- _Exercise objective_: Extract from the listing each line in which the word "октановым" appears.

***** Records for processing

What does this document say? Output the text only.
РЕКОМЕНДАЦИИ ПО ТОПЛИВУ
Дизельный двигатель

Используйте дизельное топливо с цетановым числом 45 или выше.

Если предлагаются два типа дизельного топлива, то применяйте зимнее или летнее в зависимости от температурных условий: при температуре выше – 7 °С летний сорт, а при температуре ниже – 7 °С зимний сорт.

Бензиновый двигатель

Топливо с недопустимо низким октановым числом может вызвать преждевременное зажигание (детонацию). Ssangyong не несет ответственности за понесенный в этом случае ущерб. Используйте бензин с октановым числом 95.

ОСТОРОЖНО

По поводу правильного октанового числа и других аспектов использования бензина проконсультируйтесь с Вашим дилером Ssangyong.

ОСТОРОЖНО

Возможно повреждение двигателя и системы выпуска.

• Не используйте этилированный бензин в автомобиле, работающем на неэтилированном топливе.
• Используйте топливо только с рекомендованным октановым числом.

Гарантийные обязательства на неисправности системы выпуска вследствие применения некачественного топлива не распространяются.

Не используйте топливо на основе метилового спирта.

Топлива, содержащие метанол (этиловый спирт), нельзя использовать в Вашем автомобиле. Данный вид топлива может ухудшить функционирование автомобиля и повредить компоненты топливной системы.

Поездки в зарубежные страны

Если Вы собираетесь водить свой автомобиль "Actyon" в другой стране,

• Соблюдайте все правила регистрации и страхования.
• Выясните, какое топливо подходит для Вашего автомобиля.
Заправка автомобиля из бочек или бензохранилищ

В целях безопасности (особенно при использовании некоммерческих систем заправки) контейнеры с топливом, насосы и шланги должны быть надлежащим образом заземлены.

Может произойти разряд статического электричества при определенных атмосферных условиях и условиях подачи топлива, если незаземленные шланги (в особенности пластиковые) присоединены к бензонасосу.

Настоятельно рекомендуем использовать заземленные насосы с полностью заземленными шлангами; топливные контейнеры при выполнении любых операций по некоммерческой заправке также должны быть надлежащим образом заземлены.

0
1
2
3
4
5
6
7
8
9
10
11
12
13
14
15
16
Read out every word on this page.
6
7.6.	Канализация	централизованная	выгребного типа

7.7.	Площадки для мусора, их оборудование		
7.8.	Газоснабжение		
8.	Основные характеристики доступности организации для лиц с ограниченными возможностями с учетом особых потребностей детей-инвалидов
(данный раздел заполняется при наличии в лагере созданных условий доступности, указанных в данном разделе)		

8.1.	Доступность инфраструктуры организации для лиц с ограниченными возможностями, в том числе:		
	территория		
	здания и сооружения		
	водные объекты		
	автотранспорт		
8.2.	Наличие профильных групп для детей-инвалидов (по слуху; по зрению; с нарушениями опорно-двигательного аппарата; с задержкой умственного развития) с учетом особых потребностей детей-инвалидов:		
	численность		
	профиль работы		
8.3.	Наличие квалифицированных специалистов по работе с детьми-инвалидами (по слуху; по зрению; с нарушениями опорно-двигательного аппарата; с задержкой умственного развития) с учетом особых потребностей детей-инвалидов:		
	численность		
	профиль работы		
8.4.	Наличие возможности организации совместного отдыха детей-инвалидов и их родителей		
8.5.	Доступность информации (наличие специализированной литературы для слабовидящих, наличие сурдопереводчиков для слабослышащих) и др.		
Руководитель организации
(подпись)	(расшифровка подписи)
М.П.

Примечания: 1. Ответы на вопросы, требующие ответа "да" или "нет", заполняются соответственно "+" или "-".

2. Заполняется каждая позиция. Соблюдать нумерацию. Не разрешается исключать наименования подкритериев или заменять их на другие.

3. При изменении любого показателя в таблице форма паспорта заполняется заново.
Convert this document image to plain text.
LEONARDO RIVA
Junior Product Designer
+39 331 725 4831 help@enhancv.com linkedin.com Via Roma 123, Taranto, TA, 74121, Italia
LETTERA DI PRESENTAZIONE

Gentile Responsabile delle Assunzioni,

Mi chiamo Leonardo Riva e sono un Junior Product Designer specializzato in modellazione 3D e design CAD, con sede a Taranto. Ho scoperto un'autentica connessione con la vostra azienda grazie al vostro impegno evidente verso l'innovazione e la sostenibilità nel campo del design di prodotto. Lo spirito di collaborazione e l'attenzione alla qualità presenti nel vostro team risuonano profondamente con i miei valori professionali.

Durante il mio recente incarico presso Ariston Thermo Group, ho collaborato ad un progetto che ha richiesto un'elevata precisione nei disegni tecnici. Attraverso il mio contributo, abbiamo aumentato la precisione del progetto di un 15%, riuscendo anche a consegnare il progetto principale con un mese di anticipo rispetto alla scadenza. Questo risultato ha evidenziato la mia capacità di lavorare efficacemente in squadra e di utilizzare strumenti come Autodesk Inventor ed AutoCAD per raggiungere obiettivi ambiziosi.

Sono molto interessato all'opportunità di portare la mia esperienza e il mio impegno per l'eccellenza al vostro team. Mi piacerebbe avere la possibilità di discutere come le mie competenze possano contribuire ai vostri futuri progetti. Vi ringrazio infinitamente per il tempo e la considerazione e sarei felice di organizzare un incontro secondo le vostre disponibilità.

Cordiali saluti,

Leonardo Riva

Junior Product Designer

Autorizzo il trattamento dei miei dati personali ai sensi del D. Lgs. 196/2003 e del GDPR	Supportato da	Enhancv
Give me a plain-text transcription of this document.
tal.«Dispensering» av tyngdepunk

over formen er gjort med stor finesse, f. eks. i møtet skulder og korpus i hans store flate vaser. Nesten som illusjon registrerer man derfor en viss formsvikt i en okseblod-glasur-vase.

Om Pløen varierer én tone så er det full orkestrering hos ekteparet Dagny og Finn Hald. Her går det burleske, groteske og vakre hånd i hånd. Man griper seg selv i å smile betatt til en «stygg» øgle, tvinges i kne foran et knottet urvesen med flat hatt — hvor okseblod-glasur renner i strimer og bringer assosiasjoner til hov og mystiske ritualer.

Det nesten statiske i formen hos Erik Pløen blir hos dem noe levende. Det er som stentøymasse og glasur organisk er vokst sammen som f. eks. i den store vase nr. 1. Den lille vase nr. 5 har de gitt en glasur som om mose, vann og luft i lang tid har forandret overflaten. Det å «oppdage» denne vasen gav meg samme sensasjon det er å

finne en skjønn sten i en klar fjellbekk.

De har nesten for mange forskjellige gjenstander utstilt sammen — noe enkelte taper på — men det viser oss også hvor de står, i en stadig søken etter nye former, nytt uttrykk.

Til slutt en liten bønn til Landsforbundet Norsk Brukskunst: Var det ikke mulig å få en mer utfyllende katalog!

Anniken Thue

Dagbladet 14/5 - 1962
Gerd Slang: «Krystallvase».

**********

- _Task answer_:
Топливо с недопустимо низким октановым числом может вызвать преждевременное зажигание (детонацию). Ssangyong не несет ответственности за понесенный в этом случае ущерб. Используйте бензин с октановым числом 95.
• Используйте топливо только с рекомендованным октановым числом.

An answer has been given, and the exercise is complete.